## Dataset

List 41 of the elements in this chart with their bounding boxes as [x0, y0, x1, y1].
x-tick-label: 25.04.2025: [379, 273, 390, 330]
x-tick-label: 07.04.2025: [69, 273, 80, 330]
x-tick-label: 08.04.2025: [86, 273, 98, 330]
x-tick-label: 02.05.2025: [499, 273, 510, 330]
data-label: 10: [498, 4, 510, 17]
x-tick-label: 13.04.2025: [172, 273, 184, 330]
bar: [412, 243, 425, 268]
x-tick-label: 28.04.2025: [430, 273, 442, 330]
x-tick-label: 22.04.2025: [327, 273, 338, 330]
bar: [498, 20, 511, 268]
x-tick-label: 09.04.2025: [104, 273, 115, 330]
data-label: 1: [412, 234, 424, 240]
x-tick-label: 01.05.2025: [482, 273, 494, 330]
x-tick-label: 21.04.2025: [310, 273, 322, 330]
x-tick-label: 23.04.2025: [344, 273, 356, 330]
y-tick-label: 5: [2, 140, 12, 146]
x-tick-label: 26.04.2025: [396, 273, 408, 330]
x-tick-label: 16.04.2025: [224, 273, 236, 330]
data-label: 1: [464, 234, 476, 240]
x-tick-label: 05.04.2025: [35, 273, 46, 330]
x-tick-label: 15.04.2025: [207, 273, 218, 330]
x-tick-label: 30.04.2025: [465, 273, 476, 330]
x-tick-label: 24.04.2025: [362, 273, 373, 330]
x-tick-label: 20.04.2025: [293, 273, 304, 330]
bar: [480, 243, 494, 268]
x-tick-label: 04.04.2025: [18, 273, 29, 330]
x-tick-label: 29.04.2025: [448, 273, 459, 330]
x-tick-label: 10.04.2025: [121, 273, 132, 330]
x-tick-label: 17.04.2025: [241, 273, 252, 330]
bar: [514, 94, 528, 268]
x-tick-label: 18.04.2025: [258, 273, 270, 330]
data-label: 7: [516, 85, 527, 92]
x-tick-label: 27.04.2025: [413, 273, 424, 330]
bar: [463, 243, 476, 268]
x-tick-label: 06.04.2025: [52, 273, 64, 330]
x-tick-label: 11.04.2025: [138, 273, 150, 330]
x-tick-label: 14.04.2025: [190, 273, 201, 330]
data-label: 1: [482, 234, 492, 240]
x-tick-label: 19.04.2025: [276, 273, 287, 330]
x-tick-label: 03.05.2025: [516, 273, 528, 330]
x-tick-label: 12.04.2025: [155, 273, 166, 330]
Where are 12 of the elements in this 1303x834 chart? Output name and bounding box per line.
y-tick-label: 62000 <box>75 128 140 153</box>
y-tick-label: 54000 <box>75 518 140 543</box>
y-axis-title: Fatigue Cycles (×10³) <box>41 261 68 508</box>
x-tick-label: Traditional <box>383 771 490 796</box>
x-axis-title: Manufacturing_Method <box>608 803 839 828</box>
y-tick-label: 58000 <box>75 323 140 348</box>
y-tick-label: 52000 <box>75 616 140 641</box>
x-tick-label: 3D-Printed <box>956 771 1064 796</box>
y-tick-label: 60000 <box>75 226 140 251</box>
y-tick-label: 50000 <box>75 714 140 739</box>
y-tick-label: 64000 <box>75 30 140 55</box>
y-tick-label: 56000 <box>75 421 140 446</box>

---

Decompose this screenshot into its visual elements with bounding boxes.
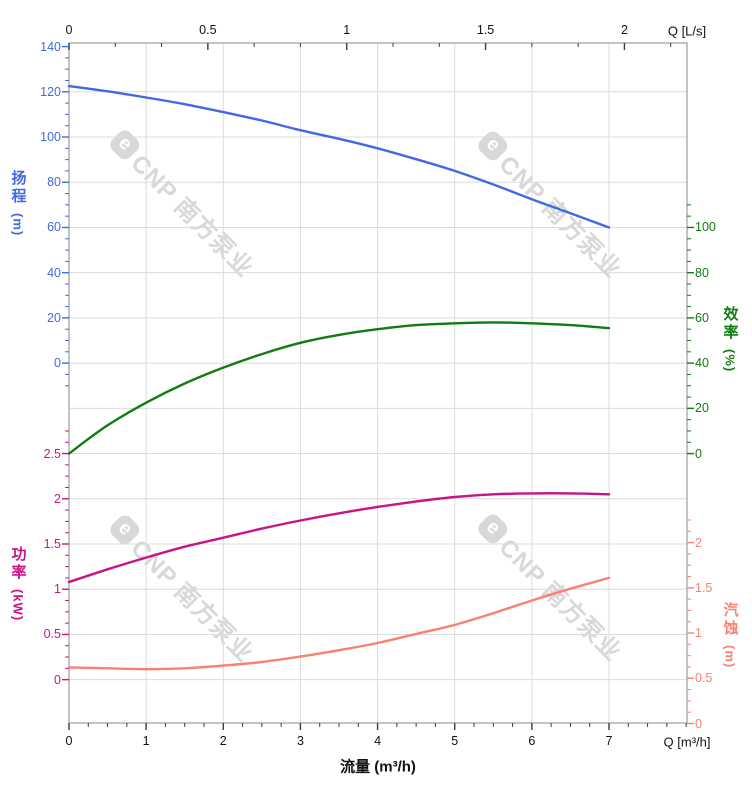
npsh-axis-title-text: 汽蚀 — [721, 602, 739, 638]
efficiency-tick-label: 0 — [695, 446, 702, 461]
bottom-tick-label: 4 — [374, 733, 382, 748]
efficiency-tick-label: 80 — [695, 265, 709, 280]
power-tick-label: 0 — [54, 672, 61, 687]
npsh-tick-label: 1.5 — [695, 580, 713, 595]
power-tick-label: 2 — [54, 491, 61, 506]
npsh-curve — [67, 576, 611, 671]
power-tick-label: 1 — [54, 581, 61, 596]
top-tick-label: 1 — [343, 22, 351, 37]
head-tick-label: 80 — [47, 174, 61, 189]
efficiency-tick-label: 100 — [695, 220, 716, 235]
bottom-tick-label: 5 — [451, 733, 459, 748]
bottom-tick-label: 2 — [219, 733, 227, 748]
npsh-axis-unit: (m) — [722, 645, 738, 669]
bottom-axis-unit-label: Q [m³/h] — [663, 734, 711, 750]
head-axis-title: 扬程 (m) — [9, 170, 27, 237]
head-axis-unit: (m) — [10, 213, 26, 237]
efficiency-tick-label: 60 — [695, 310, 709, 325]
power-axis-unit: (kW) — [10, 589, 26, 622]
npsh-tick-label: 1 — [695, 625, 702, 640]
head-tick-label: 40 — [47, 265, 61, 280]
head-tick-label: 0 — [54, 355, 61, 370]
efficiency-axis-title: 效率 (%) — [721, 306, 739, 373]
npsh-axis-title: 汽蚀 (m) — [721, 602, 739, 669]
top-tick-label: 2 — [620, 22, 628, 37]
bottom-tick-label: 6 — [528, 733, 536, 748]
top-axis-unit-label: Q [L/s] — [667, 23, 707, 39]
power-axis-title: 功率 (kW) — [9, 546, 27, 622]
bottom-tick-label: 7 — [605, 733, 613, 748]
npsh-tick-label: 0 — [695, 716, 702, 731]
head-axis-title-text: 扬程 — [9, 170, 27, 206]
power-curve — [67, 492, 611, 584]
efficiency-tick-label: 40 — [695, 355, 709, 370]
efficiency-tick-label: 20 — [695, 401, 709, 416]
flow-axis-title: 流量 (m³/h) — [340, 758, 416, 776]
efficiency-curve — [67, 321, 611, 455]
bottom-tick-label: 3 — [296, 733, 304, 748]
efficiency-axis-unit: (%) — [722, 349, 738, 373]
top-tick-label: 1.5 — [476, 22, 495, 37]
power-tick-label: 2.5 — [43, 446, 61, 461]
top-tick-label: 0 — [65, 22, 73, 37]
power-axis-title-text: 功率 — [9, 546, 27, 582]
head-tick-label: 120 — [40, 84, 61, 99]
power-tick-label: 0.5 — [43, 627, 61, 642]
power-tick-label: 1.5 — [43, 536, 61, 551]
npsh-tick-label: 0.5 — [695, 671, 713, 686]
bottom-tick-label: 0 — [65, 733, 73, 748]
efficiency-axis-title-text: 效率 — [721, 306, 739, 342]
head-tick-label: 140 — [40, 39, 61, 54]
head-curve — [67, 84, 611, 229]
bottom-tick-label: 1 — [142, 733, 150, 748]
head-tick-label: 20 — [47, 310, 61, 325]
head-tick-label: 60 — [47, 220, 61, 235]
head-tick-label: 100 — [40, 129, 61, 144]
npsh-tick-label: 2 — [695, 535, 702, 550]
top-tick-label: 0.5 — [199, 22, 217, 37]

## Problem requirements
Reproduce the material line for line, without changes. Start with the line that contains "npsh-axis-title-text: 汽蚀 —" and continue through the line that contains "efficiency-tick-label: 20 —", including both of those lines.

## Solution to the problem
npsh-axis-title-text: 汽蚀 — [721, 602, 739, 638]
efficiency-tick-label: 0 — [695, 446, 702, 461]
bottom-tick-label: 4 — [374, 733, 382, 748]
efficiency-tick-label: 80 — [695, 265, 709, 280]
power-tick-label: 0 — [54, 672, 61, 687]
npsh-tick-label: 1.5 — [695, 580, 713, 595]
power-tick-label: 2 — [54, 491, 61, 506]
npsh-curve — [67, 576, 611, 671]
power-tick-label: 1 — [54, 581, 61, 596]
top-tick-label: 1 — [343, 22, 351, 37]
head-tick-label: 80 — [47, 174, 61, 189]
efficiency-tick-label: 100 — [695, 220, 716, 235]
bottom-tick-label: 5 — [451, 733, 459, 748]
bottom-tick-label: 2 — [219, 733, 227, 748]
npsh-axis-unit: (m) — [722, 645, 738, 669]
bottom-axis-unit-label: Q [m³/h] — [663, 734, 711, 750]
head-axis-title: 扬程 (m) — [9, 170, 27, 237]
head-axis-unit: (m) — [10, 213, 26, 237]
efficiency-tick-label: 60 — [695, 310, 709, 325]
power-axis-unit: (kW) — [10, 589, 26, 622]
npsh-tick-label: 1 — [695, 625, 702, 640]
head-tick-label: 40 — [47, 265, 61, 280]
head-tick-label: 0 — [54, 355, 61, 370]
efficiency-axis-title: 效率 (%) — [721, 306, 739, 373]
npsh-axis-title: 汽蚀 (m) — [721, 602, 739, 669]
top-tick-label: 2 — [620, 22, 628, 37]
bottom-tick-label: 6 — [528, 733, 536, 748]
top-axis-unit-label: Q [L/s] — [667, 23, 707, 39]
power-axis-title: 功率 (kW) — [9, 546, 27, 622]
bottom-tick-label: 7 — [605, 733, 613, 748]
npsh-tick-label: 0 — [695, 716, 702, 731]
head-axis-title-text: 扬程 — [9, 170, 27, 206]
power-curve — [67, 492, 611, 584]
efficiency-tick-label: 40 — [695, 355, 709, 370]
efficiency-tick-label: 20 — [695, 401, 709, 416]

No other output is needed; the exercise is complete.